Data supplied:
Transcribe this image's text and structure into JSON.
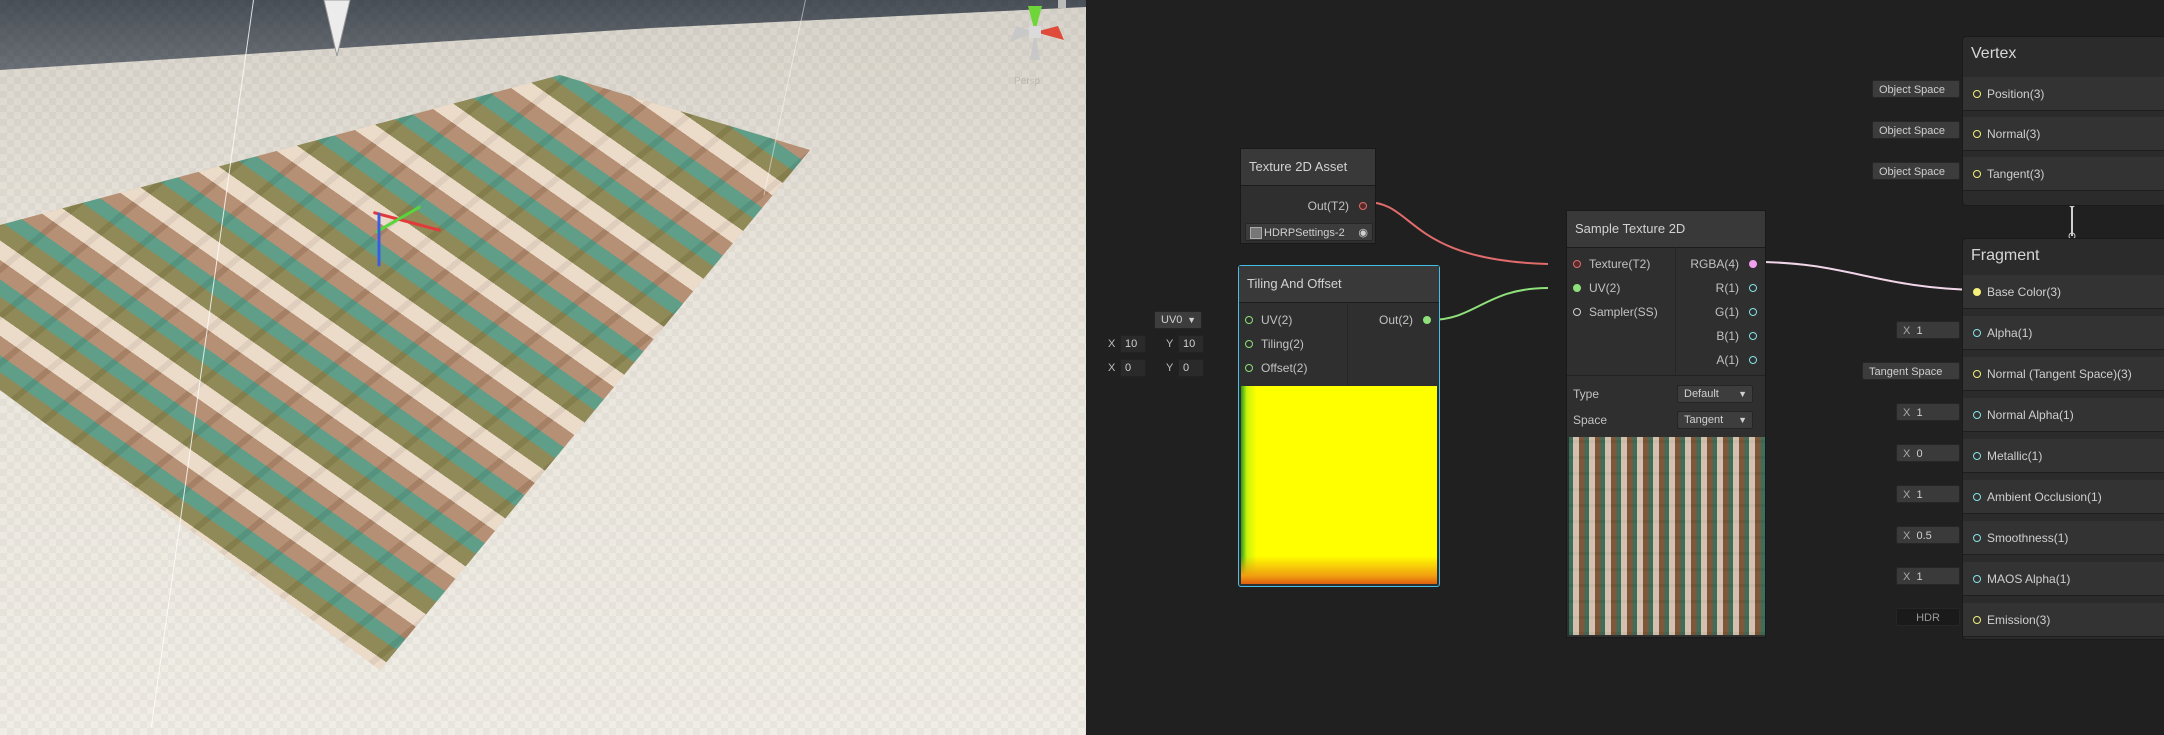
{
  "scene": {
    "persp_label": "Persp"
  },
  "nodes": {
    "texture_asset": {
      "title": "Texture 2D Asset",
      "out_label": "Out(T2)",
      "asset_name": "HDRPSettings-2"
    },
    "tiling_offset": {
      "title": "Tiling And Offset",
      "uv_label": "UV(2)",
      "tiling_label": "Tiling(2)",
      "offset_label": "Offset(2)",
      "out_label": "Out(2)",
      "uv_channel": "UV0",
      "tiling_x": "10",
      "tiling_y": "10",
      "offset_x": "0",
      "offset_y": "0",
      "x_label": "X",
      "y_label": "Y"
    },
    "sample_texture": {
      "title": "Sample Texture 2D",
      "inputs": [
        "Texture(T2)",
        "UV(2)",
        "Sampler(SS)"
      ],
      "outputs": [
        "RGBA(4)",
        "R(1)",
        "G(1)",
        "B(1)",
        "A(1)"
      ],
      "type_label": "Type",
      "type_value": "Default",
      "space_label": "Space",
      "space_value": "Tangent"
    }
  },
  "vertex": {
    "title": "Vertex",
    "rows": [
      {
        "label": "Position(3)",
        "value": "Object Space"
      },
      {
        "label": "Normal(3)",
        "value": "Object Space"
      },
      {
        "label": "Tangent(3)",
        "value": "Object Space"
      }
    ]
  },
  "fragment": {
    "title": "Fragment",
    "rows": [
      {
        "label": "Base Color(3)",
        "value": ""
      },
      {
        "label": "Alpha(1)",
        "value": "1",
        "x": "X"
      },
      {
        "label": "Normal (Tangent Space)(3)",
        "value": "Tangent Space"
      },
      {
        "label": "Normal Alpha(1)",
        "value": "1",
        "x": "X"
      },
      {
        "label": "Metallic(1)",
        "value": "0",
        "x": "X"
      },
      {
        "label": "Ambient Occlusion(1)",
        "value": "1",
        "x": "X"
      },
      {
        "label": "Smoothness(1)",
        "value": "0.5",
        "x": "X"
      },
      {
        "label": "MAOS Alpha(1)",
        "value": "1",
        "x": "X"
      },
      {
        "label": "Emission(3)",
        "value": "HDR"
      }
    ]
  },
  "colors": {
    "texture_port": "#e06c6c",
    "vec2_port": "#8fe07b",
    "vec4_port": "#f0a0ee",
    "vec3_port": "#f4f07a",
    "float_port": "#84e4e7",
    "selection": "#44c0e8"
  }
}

What you have to do: Tally the lines in this data that hold the word "title" and state only the count.

Response for this exercise: 5